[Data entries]

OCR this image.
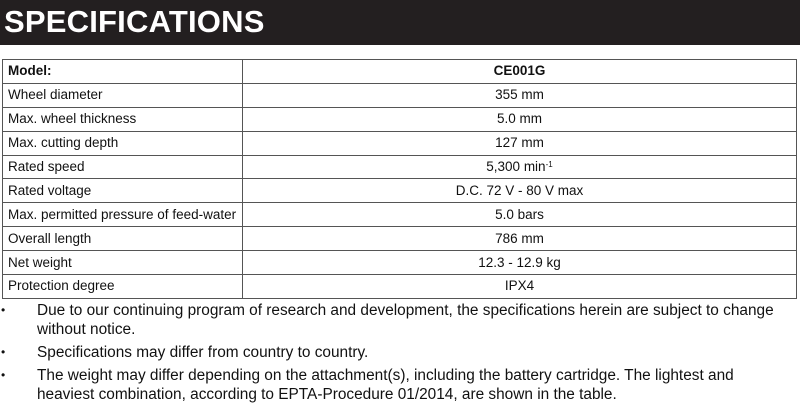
SPECIFICATIONS
Model:	CE001G
Wheel diameter	355 mm
Max. wheel thickness	5.0 mm
Max. cutting depth	127 mm
Rated speed	5,300 $\min^{-1}$
Rated voltage	D.C. 72 V - 80 V max
Max. permitted pressure of feed-water	5.0 bars
Overall length	786 mm
Net weight	12.3 - 12.9 kg
Protection degree	IPX4
• Due to our continuing program of research and development, the specifications herein are subject to change without notice.
• Specifications may differ from country to country.
• The weight may differ depending on the attachment(s), including the battery cartridge. The lightest and heaviest combination, according to EPTA-Procedure 01/2014, are shown in the table.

Aim of the exercise —
How many of the listing's lines contain "weight"? Respond with a single number and nothing else.

Task output —
2